====== Data provided ======
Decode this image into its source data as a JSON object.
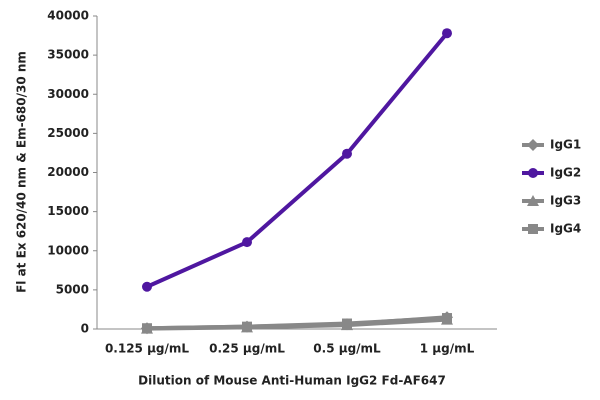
{
  "chart_data": {
    "type": "line",
    "y_label": "Fl at Ex 620/40 nm & Em-680/30 nm",
    "x_label": "Dilution of Mouse Anti-Human IgG2 Fd-AF647",
    "categories": [
      "0.125 µg/mL",
      "0.25 µg/mL",
      "0.5 µg/mL",
      "1 µg/mL"
    ],
    "series": [
      {
        "name": "IgG1",
        "color": "#888888",
        "marker": "diamond",
        "values": [
          100,
          300,
          600,
          1500
        ]
      },
      {
        "name": "IgG2",
        "color": "#4f17a0",
        "marker": "circle",
        "values": [
          5400,
          11100,
          22400,
          37800
        ]
      },
      {
        "name": "IgG3",
        "color": "#888888",
        "marker": "triangle",
        "values": [
          50,
          200,
          500,
          1200
        ]
      },
      {
        "name": "IgG4",
        "color": "#888888",
        "marker": "square",
        "values": [
          100,
          300,
          700,
          1400
        ]
      }
    ],
    "ylim": [
      0,
      40000
    ],
    "yticks": [
      0,
      5000,
      10000,
      15000,
      20000,
      25000,
      30000,
      35000,
      40000
    ],
    "grid": false,
    "legend": "right"
  }
}
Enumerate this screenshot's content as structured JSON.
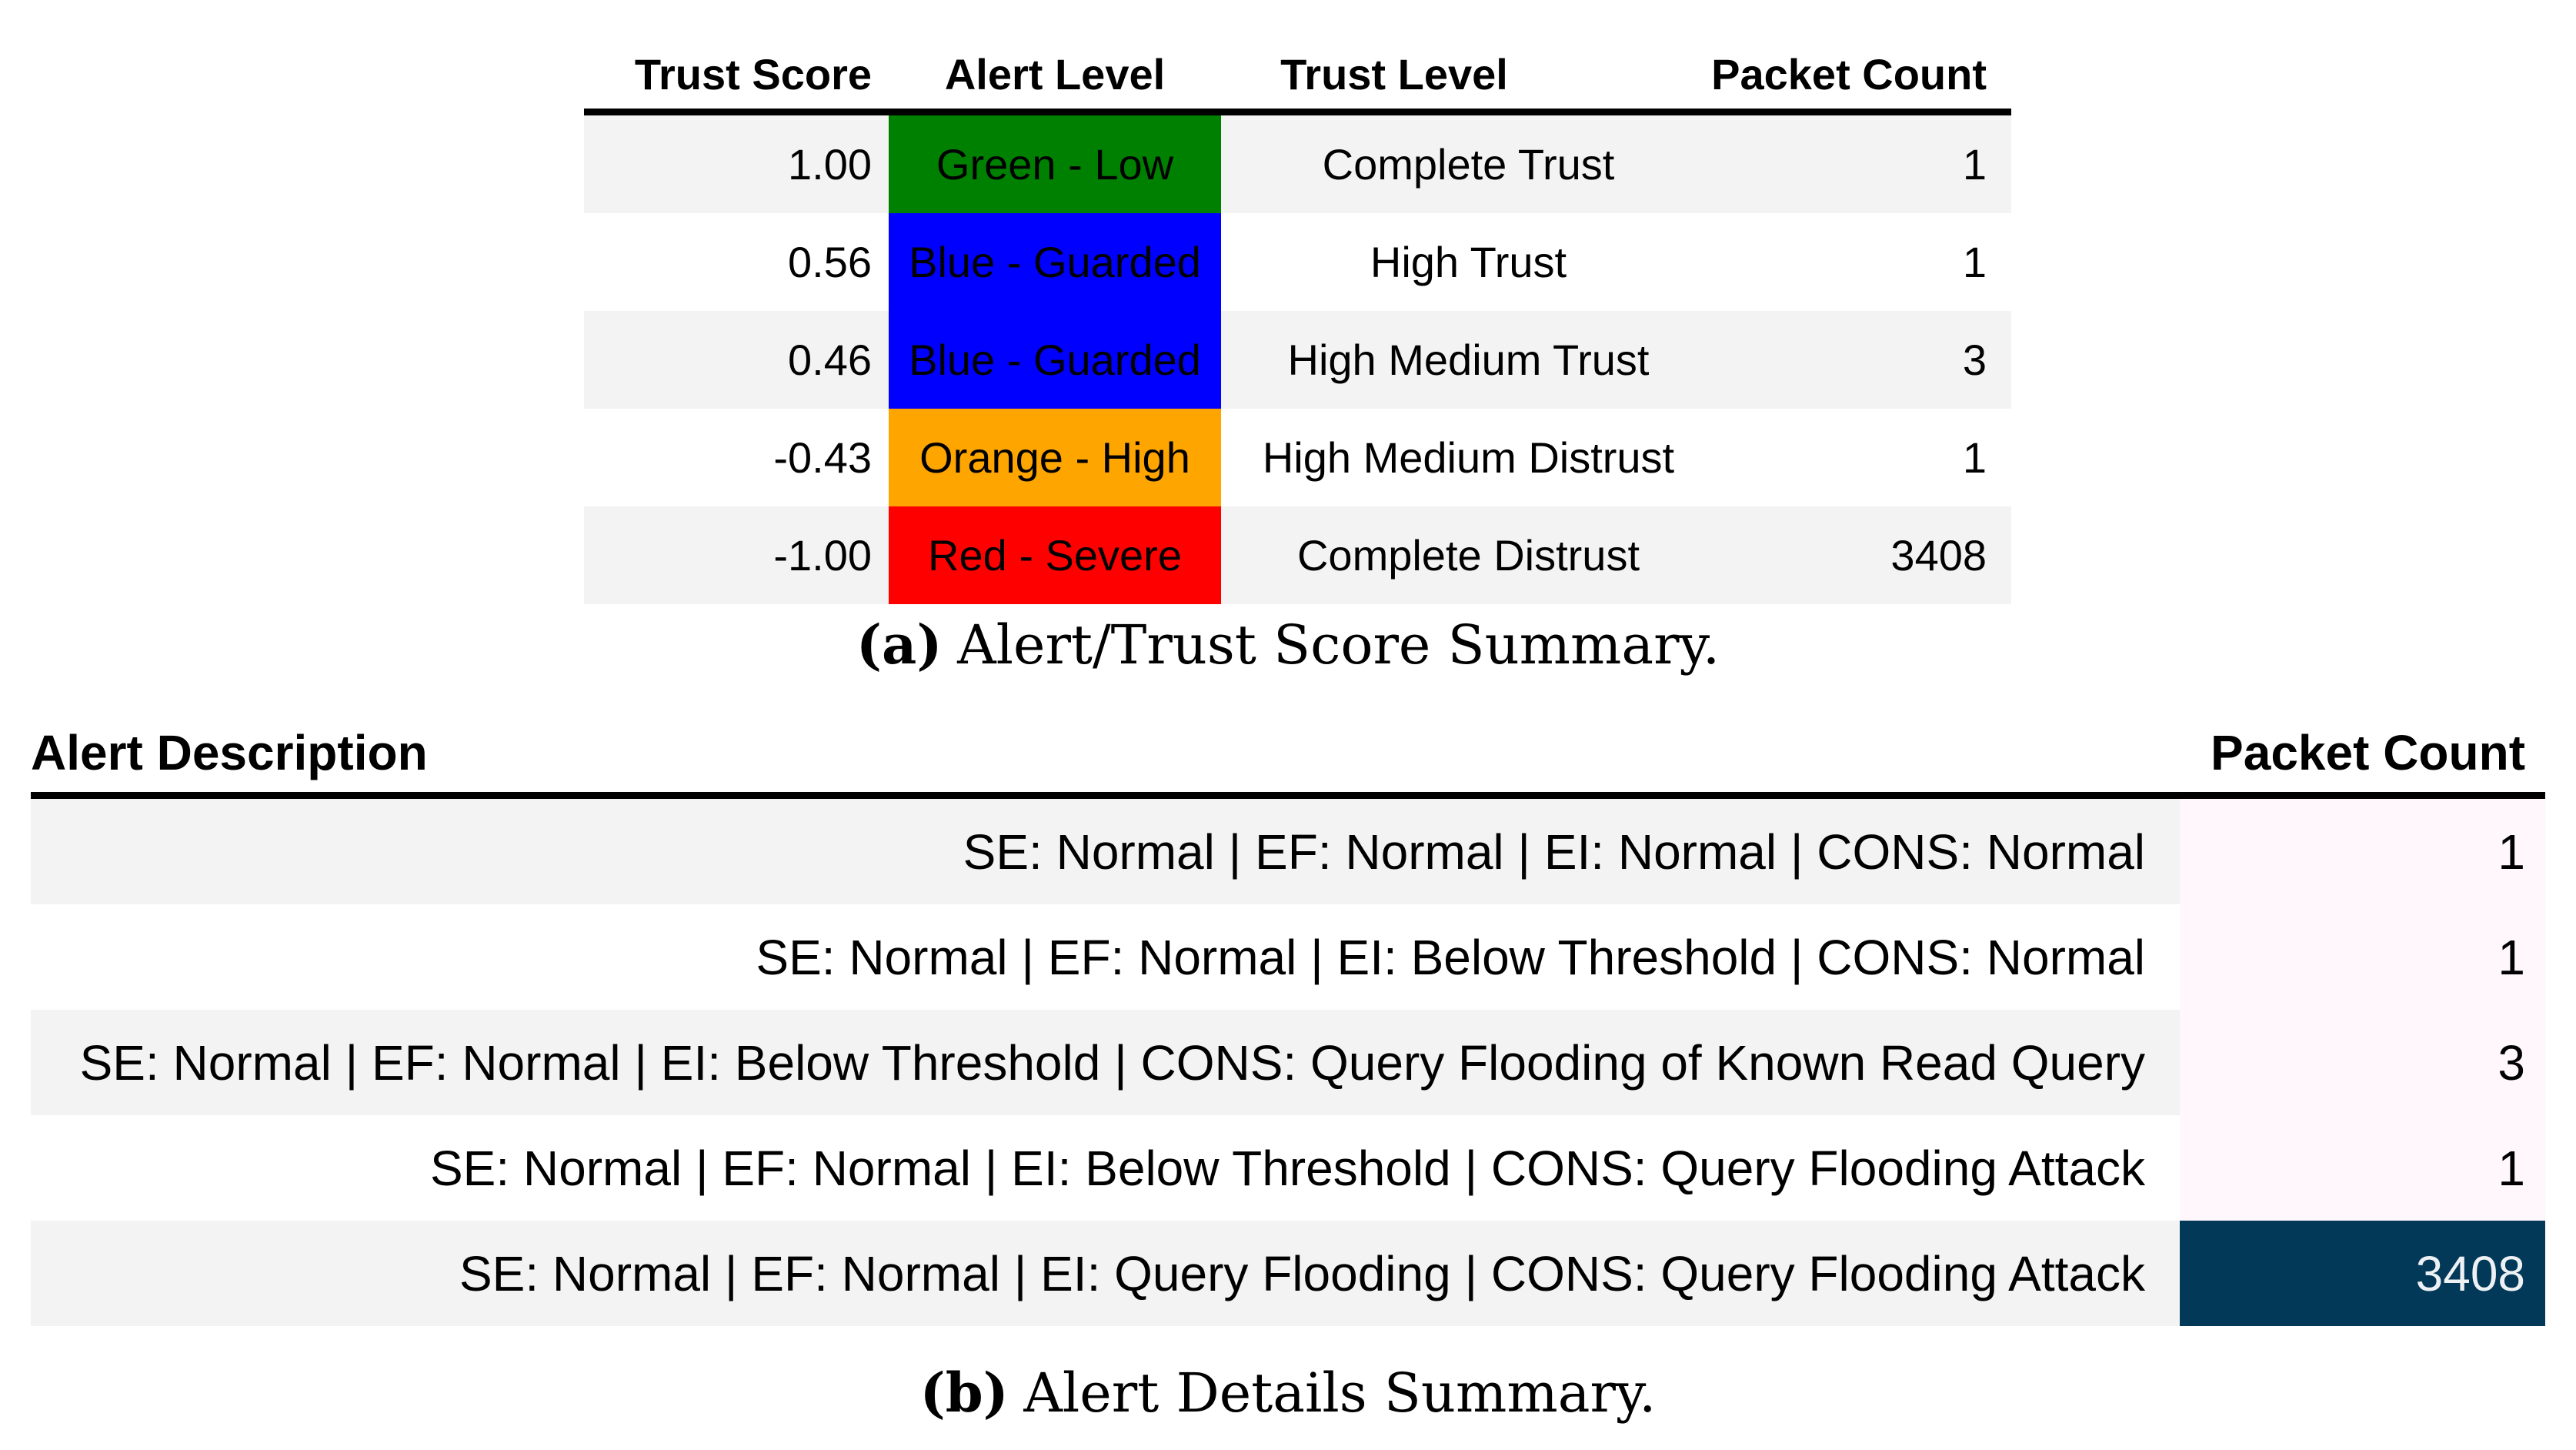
{
  "page": {
    "background": "#ffffff",
    "rule_color": "#000000",
    "stripe_color": "#f3f3f3"
  },
  "figure_a": {
    "caption": {
      "label": "(a)",
      "text": "Alert/Trust Score Summary."
    },
    "table": {
      "headers": [
        "Trust Score",
        "Alert Level",
        "Trust Level",
        "Packet Count"
      ],
      "rows": [
        {
          "trust_score": "1.00",
          "alert_level": "Green - Low",
          "alert_color": "#008000",
          "trust_level": "Complete Trust",
          "packet_count": "1"
        },
        {
          "trust_score": "0.56",
          "alert_level": "Blue - Guarded",
          "alert_color": "#0000ff",
          "trust_level": "High Trust",
          "packet_count": "1"
        },
        {
          "trust_score": "0.46",
          "alert_level": "Blue - Guarded",
          "alert_color": "#0000ff",
          "trust_level": "High Medium Trust",
          "packet_count": "3"
        },
        {
          "trust_score": "-0.43",
          "alert_level": "Orange - High",
          "alert_color": "#ffa500",
          "trust_level": "High Medium Distrust",
          "packet_count": "1"
        },
        {
          "trust_score": "-1.00",
          "alert_level": "Red - Severe",
          "alert_color": "#ff0000",
          "trust_level": "Complete Distrust",
          "packet_count": "3408"
        }
      ]
    }
  },
  "figure_b": {
    "caption": {
      "label": "(b)",
      "text": "Alert Details Summary."
    },
    "table": {
      "headers": [
        "Alert Description",
        "Packet Count"
      ],
      "rows": [
        {
          "description": "SE: Normal | EF: Normal | EI: Normal | CONS: Normal",
          "packet_count": "1",
          "count_bg": "#fff7fb",
          "count_text": "#000000"
        },
        {
          "description": "SE: Normal | EF: Normal | EI: Below Threshold | CONS: Normal",
          "packet_count": "1",
          "count_bg": "#fff7fb",
          "count_text": "#000000"
        },
        {
          "description": "SE: Normal | EF: Normal | EI: Below Threshold | CONS: Query Flooding of Known Read Query",
          "packet_count": "3",
          "count_bg": "#fff7fb",
          "count_text": "#000000"
        },
        {
          "description": "SE: Normal | EF: Normal | EI: Below Threshold | CONS: Query Flooding Attack",
          "packet_count": "1",
          "count_bg": "#fff7fb",
          "count_text": "#000000"
        },
        {
          "description": "SE: Normal | EF: Normal | EI: Query Flooding | CONS: Query Flooding Attack",
          "packet_count": "3408",
          "count_bg": "#023858",
          "count_text": "#eef1f4"
        }
      ]
    }
  }
}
======
> _What to do_: How many lines in the listing above contain "Medium"? Answer with the number alone.

> _Complete answer_: 2